Start of Supplied information
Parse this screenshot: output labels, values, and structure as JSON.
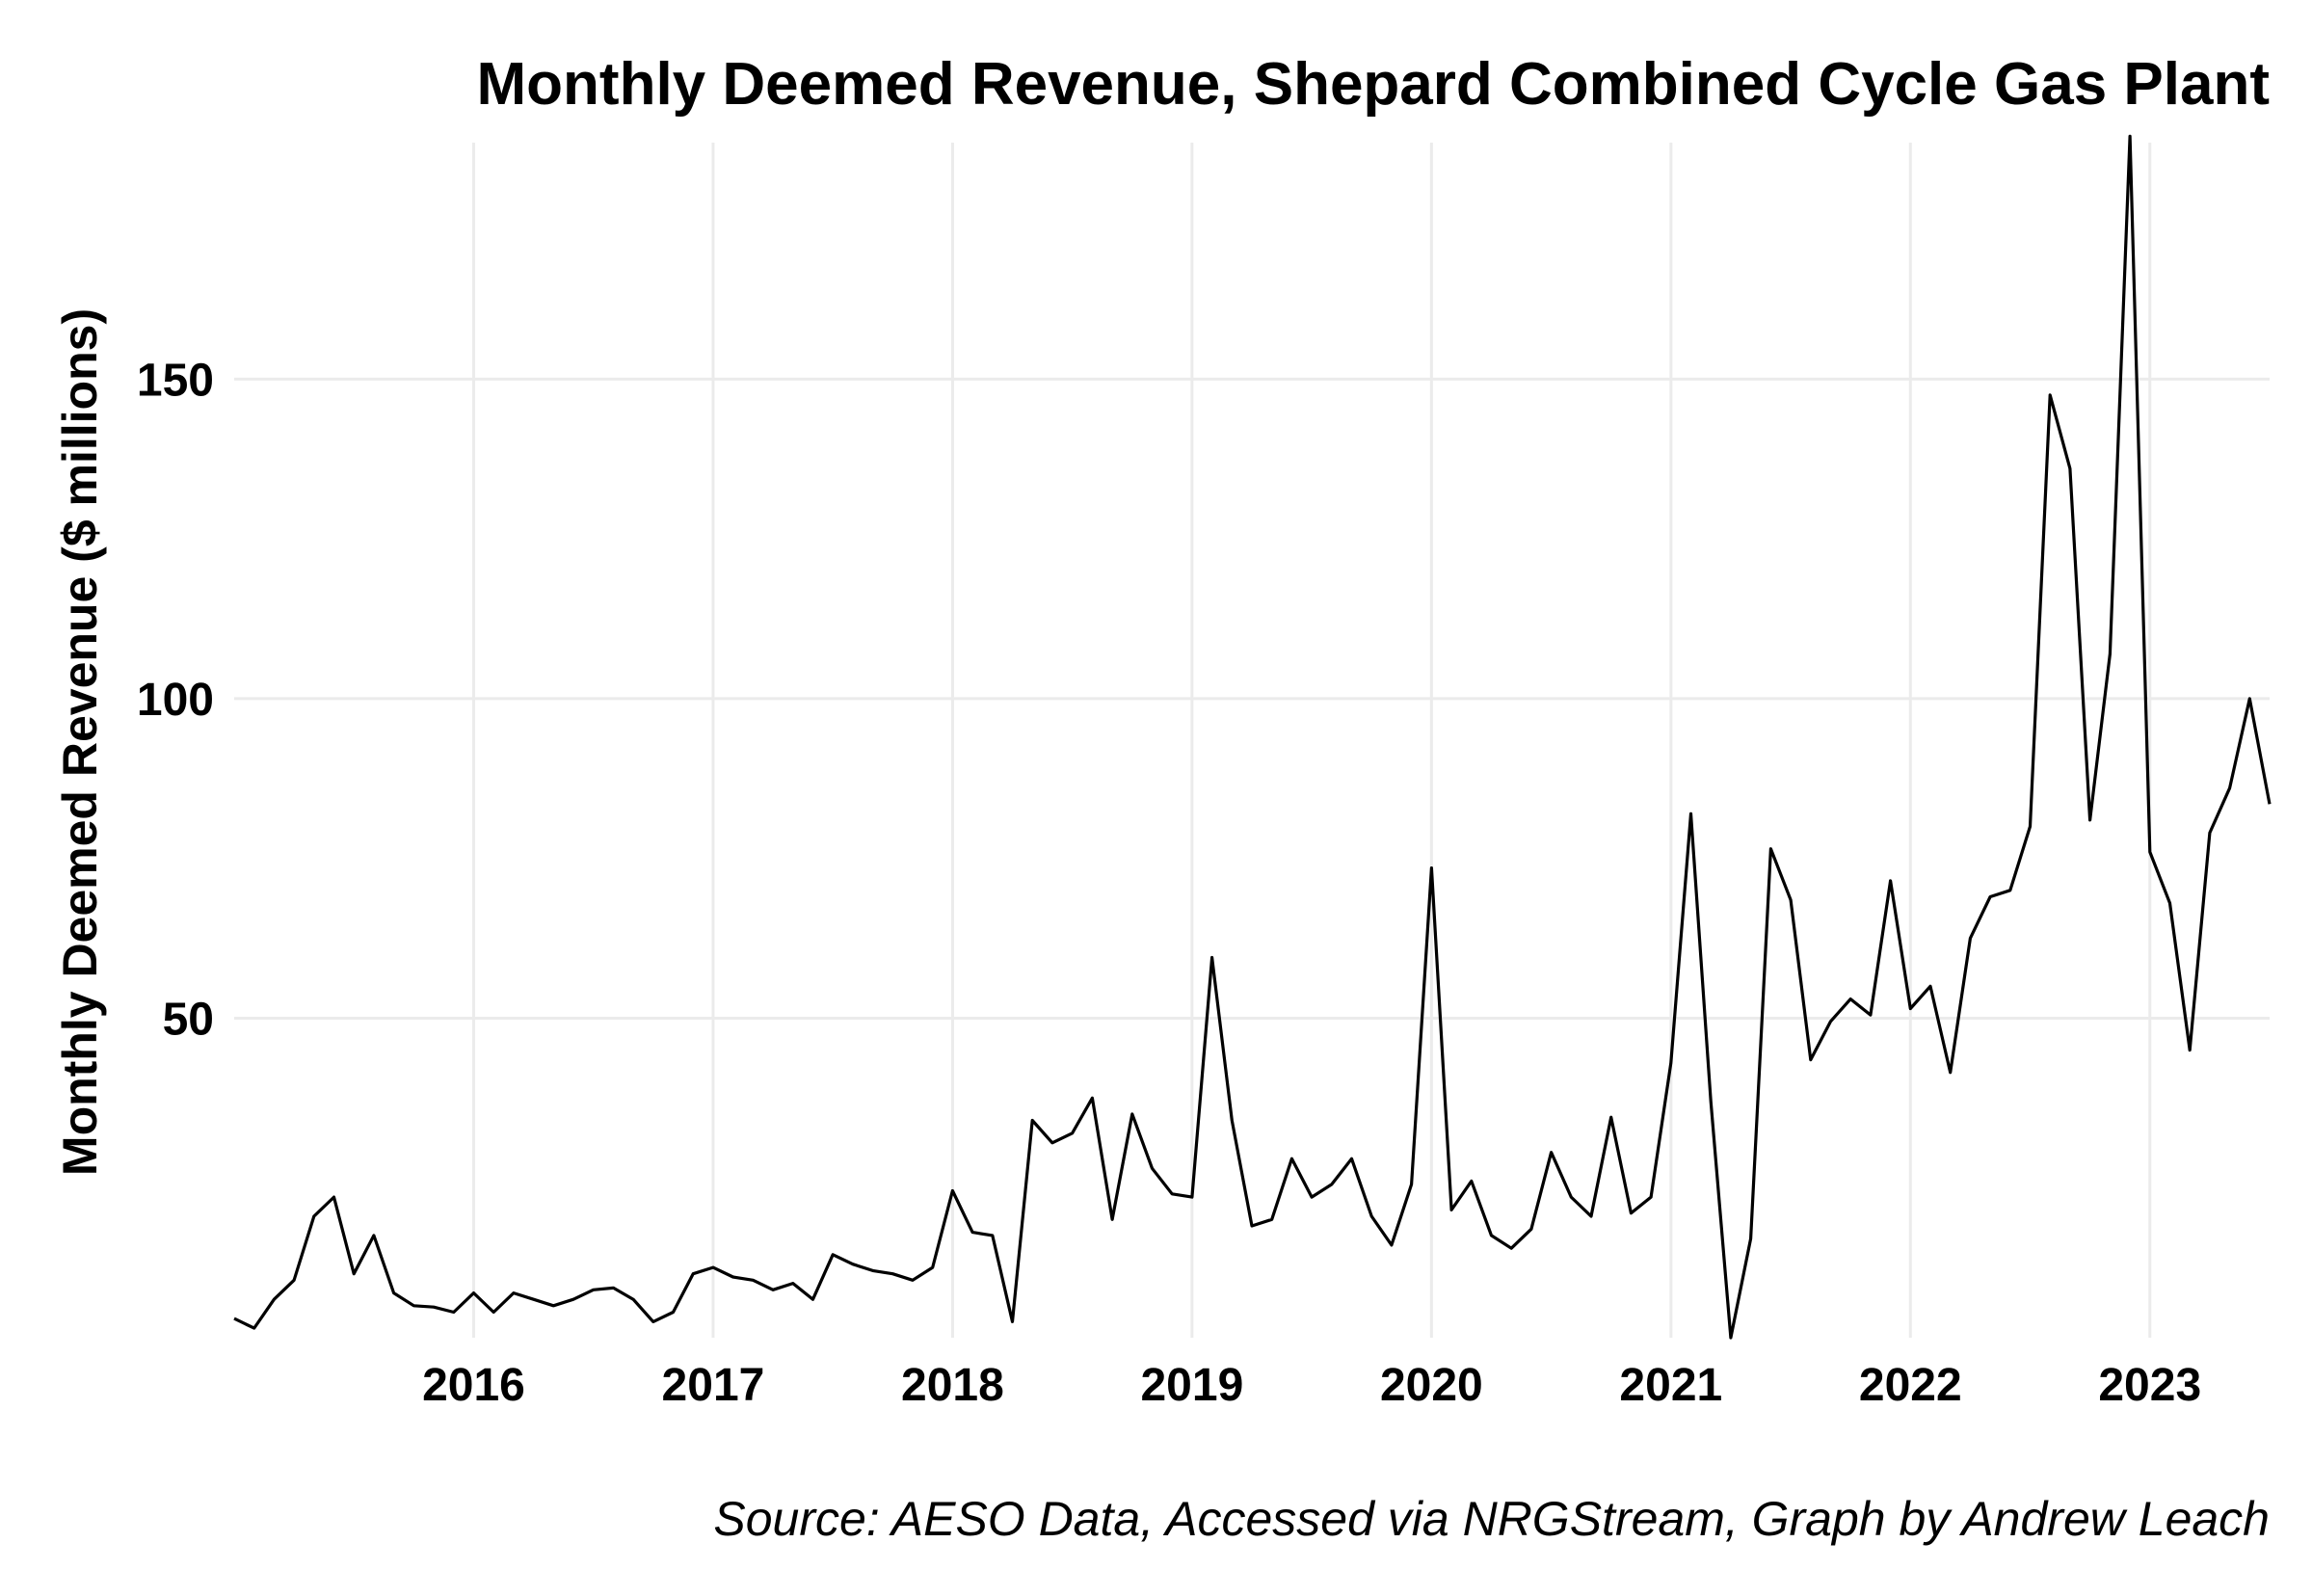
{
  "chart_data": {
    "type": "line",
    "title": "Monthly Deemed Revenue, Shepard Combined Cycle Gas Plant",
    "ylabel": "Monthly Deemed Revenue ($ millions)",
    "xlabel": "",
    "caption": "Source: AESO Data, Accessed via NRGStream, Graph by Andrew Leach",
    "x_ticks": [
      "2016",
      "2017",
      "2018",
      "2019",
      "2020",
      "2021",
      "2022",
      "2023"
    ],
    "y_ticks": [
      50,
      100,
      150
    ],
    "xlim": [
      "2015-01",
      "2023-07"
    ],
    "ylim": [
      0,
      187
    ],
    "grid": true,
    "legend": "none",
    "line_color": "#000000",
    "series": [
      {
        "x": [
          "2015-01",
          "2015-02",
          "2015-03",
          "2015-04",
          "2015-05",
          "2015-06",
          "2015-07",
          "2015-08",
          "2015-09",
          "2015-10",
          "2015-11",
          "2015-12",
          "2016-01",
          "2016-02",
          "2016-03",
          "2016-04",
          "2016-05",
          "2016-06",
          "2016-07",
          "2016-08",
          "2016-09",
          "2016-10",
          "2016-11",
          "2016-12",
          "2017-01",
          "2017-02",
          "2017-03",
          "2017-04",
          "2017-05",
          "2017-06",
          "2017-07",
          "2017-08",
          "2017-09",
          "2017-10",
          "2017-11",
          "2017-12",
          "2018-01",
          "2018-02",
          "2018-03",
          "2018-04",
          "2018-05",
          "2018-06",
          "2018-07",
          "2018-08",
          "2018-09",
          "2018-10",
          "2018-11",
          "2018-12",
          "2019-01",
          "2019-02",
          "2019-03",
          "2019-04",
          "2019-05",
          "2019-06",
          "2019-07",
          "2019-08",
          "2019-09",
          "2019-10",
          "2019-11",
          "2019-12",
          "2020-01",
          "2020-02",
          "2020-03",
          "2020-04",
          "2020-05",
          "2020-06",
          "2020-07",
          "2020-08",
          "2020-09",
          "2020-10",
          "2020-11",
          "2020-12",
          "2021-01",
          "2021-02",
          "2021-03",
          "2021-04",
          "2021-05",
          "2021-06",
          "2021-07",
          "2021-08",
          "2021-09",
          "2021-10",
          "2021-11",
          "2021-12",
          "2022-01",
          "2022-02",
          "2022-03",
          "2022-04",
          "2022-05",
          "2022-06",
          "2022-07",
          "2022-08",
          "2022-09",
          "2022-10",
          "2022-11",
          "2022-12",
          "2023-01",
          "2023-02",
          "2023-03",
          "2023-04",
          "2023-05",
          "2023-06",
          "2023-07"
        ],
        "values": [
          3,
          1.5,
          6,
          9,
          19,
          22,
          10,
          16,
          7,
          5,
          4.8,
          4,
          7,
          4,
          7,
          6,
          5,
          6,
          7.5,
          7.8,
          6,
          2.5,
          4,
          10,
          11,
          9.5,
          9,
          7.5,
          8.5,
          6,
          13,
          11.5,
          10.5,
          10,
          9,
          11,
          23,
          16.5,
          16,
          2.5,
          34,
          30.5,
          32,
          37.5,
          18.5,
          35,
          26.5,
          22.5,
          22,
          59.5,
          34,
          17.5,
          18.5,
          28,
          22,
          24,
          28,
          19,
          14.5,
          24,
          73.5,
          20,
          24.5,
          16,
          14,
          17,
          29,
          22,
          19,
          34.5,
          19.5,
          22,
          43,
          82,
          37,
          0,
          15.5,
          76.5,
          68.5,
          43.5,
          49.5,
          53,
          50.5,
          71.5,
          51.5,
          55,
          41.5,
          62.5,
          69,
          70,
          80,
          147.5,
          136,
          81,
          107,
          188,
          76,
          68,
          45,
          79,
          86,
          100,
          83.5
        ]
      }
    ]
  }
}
End of Supplied information
- What this task involves
Identify each line in the records above containing the word "Revenue"; copy those lines.

- Task output
    "title": "Monthly Deemed Revenue, Shepard Combined Cycle Gas Plant",
    "ylabel": "Monthly Deemed Revenue ($ millions)",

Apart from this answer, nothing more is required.